DATA FOR THIS TASK
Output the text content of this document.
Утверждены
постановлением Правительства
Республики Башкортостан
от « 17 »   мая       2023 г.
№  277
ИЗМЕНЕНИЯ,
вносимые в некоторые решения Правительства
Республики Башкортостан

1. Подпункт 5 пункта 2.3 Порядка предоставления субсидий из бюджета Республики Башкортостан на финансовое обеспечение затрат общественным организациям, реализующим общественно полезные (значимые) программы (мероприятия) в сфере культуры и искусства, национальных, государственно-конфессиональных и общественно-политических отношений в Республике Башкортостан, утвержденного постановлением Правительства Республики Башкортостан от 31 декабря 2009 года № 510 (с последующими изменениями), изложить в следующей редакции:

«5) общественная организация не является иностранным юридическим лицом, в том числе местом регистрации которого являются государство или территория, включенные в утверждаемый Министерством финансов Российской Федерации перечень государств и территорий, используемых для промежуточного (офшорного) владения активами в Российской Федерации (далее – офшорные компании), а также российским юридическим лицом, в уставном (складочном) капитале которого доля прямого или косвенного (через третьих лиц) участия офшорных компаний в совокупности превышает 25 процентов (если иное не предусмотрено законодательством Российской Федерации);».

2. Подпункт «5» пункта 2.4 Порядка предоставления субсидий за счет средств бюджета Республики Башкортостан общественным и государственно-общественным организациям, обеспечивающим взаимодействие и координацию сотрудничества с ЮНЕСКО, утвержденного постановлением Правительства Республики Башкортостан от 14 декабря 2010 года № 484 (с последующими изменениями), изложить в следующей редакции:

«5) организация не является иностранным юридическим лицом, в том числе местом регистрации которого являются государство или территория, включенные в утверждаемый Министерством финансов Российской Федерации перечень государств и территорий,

SET TASK
Each line of the material should be echoed exactly.

THE REPLY
Output the text content of this document.
Утверждены
постановлением Правительства
Республики Башкортостан
от « 17 »   мая       2023 г.
№  277
ИЗМЕНЕНИЯ,
вносимые в некоторые решения Правительства
Республики Башкортостан

1. Подпункт 5 пункта 2.3 Порядка предоставления субсидий из бюджета Республики Башкортостан на финансовое обеспечение затрат общественным организациям, реализующим общественно полезные (значимые) программы (мероприятия) в сфере культуры и искусства, национальных, государственно-конфессиональных и общественно-политических отношений в Республике Башкортостан, утвержденного постановлением Правительства Республики Башкортостан от 31 декабря 2009 года № 510 (с последующими изменениями), изложить в следующей редакции:

«5) общественная организация не является иностранным юридическим лицом, в том числе местом регистрации которого являются государство или территория, включенные в утверждаемый Министерством финансов Российской Федерации перечень государств и территорий, используемых для промежуточного (офшорного) владения активами в Российской Федерации (далее – офшорные компании), а также российским юридическим лицом, в уставном (складочном) капитале которого доля прямого или косвенного (через третьих лиц) участия офшорных компаний в совокупности превышает 25 процентов (если иное не предусмотрено законодательством Российской Федерации);».

2. Подпункт «5» пункта 2.4 Порядка предоставления субсидий за счет средств бюджета Республики Башкортостан общественным и государственно-общественным организациям, обеспечивающим взаимодействие и координацию сотрудничества с ЮНЕСКО, утвержденного постановлением Правительства Республики Башкортостан от 14 декабря 2010 года № 484 (с последующими изменениями), изложить в следующей редакции:

«5) организация не является иностранным юридическим лицом, в том числе местом регистрации которого являются государство или территория, включенные в утверждаемый Министерством финансов Российской Федерации перечень государств и территорий,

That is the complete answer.